- Material for this task:
◇ ◇ ◇ ◇ ◇ ◇ ◇

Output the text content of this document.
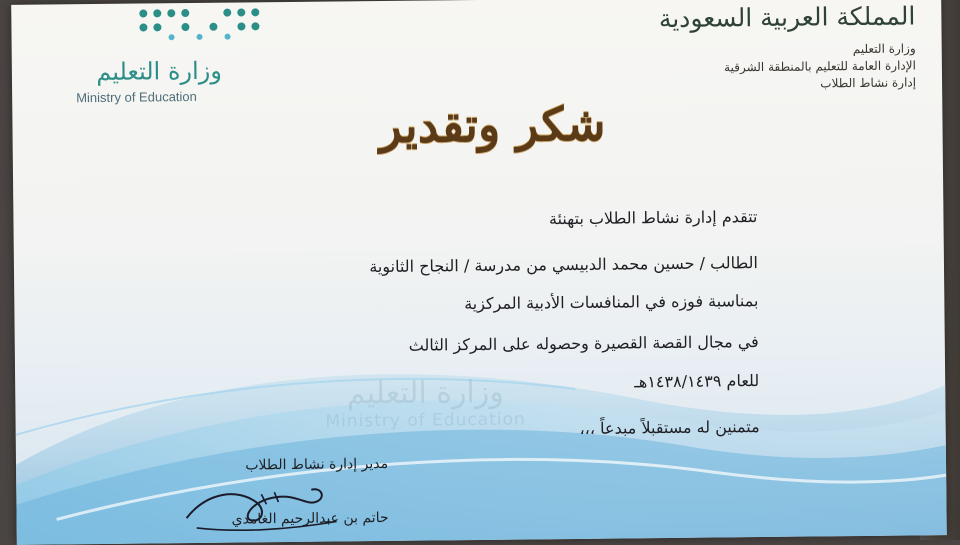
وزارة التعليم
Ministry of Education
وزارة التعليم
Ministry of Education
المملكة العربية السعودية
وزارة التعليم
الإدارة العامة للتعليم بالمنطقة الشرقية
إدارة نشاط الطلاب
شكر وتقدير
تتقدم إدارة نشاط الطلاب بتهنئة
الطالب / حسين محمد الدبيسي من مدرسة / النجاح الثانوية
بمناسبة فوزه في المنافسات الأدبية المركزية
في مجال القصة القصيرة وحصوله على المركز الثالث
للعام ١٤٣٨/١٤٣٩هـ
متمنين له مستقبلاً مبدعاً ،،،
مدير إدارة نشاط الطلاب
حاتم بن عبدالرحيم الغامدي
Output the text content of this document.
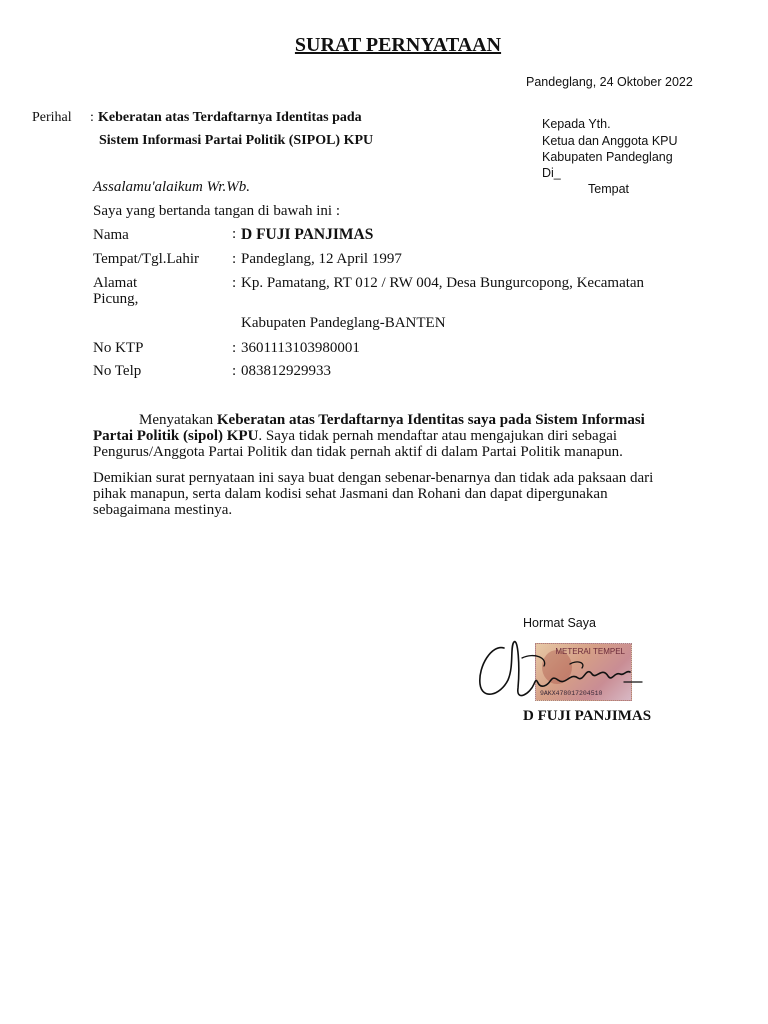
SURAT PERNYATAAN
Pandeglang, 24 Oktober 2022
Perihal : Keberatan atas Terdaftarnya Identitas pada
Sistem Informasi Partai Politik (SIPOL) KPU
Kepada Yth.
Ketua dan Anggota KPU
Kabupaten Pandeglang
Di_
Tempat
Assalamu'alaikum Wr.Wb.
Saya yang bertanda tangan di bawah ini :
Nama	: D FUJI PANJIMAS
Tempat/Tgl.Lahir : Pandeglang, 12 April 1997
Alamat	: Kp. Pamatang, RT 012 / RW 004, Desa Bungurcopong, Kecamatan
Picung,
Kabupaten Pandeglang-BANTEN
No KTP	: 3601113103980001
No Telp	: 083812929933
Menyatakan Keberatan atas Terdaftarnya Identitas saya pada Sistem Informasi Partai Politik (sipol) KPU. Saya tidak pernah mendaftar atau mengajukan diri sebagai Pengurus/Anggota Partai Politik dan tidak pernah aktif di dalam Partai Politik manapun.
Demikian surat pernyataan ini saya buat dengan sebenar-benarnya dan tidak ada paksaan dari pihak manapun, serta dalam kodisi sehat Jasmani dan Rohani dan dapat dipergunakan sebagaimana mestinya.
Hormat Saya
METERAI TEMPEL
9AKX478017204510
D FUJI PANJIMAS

◇ ◇ ◇ ◇ ◇ ◇ ◇

- Exercise details: Report how many lines in the records hold the word "Identitas", giving the number and nothing else.

- Exercise solution: 2